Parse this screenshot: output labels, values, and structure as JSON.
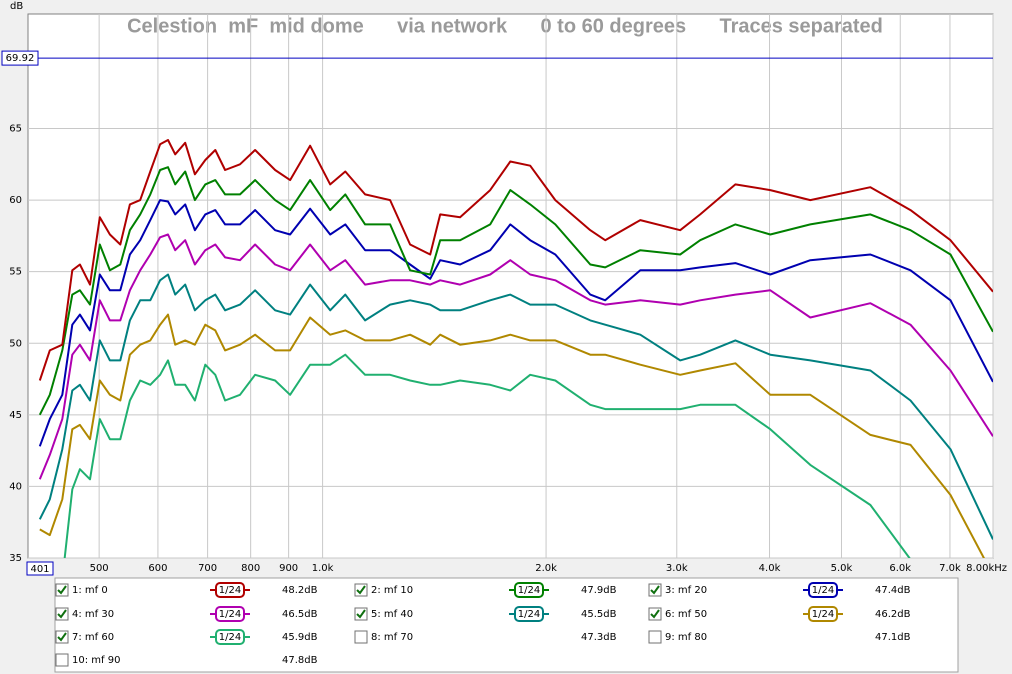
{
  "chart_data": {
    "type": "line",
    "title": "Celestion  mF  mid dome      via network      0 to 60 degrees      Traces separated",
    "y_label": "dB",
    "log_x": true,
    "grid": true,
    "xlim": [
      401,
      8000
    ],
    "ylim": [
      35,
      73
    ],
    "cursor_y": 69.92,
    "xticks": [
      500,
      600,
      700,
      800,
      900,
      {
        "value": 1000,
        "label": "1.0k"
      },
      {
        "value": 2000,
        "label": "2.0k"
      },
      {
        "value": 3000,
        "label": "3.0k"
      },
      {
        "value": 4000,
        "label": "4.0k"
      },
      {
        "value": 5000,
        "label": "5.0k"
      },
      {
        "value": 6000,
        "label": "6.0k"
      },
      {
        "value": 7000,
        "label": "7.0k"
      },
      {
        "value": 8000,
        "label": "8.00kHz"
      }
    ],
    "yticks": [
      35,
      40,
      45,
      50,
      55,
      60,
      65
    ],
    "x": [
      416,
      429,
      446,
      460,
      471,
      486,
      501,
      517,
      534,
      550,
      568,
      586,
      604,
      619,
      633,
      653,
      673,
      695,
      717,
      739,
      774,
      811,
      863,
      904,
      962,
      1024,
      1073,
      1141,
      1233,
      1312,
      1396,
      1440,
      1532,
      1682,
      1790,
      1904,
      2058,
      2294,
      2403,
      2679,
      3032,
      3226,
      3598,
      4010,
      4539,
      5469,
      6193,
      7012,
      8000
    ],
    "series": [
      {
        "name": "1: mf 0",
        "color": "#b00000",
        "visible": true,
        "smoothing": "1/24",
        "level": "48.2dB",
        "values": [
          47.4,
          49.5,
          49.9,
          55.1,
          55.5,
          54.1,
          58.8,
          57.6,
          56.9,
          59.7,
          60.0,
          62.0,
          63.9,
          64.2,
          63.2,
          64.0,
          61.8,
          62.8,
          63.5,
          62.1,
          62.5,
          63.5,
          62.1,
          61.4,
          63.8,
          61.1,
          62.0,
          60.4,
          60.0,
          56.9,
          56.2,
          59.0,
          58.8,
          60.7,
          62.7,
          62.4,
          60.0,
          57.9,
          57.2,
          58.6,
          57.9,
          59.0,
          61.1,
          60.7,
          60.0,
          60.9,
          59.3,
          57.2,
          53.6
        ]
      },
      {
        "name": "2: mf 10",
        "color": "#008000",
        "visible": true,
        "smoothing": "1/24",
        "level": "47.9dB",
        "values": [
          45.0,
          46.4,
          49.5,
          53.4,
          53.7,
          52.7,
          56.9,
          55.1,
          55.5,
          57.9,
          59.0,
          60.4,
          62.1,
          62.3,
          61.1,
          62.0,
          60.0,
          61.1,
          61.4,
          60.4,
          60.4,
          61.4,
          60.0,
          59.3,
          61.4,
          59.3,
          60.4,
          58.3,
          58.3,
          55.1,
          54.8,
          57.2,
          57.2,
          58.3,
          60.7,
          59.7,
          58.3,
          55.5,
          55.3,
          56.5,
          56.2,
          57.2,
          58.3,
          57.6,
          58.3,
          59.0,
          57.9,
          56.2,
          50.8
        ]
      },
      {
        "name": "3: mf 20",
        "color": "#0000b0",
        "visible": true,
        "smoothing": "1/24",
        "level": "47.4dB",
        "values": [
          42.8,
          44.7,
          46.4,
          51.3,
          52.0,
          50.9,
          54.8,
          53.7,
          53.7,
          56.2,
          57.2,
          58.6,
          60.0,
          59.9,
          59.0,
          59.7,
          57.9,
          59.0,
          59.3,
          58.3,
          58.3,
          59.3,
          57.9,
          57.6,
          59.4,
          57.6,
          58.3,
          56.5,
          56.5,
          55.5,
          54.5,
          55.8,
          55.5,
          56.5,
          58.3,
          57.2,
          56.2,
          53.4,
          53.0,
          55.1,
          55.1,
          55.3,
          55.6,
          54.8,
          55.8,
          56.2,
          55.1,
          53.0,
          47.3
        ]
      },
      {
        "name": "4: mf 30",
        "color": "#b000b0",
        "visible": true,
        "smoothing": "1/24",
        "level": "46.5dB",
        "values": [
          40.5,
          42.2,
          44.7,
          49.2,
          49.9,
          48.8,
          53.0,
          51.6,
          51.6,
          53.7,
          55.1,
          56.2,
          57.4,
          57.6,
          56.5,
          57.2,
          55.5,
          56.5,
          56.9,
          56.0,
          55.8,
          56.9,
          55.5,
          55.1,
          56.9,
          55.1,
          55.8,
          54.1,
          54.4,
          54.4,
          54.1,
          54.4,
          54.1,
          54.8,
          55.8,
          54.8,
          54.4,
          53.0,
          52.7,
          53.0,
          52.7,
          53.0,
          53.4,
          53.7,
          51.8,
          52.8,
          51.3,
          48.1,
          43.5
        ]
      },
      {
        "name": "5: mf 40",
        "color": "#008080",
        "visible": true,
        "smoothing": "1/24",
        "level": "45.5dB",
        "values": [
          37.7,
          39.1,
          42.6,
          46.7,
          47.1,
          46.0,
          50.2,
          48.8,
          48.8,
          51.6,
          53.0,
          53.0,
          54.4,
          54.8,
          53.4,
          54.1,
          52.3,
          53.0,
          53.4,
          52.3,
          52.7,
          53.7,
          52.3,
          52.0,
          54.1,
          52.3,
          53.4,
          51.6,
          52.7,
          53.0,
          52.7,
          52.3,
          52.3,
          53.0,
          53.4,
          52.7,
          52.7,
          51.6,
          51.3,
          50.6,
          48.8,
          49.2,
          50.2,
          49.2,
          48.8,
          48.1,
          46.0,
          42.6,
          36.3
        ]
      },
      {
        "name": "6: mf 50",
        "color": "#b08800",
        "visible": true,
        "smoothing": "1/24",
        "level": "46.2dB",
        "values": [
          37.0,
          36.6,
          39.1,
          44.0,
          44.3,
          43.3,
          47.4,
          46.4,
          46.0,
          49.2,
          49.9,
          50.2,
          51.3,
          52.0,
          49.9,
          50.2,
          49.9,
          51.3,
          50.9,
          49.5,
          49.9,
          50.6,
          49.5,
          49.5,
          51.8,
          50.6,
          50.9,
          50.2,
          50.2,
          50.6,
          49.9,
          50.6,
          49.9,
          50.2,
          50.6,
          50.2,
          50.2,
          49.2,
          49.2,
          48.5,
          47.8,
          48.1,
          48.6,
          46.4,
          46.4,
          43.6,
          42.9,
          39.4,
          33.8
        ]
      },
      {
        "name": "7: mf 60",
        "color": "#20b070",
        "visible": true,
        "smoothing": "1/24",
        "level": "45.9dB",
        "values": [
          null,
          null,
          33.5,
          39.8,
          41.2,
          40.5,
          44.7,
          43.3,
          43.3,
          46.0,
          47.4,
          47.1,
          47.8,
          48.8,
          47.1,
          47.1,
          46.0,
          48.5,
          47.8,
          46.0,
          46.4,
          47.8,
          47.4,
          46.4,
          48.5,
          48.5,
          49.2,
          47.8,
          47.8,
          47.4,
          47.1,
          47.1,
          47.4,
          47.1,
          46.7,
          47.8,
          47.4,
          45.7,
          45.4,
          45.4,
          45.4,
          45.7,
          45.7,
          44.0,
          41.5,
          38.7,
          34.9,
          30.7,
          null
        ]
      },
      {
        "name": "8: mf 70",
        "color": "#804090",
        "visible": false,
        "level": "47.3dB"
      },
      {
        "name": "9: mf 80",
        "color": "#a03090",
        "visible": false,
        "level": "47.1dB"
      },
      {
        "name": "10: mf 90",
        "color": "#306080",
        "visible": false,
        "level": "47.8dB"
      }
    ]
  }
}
------------------------------
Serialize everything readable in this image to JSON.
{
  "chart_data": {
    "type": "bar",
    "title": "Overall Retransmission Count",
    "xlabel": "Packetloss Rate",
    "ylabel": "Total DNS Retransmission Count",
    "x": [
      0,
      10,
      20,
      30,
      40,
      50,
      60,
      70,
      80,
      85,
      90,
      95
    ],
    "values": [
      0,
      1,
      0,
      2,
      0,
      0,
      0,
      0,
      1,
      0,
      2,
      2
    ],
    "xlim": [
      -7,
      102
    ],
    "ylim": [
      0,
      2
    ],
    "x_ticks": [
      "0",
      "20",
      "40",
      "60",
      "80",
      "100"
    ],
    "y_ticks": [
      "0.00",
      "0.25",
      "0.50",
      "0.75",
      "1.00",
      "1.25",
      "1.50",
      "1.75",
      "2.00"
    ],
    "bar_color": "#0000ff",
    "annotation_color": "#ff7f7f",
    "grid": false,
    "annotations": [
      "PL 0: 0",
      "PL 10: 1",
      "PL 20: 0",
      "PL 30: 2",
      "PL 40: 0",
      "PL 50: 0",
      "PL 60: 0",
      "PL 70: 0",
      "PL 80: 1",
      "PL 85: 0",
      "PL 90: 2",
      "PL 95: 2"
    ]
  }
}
------------------------------
» **EXERCISE**
Using the listing above, show each line holding the string "title".

» **THE OUTPUT**
    "title": "Celestion  mF  mid dome      via network      0 to 60 degrees      Traces separated",
    "title": "Overall Retransmission Count",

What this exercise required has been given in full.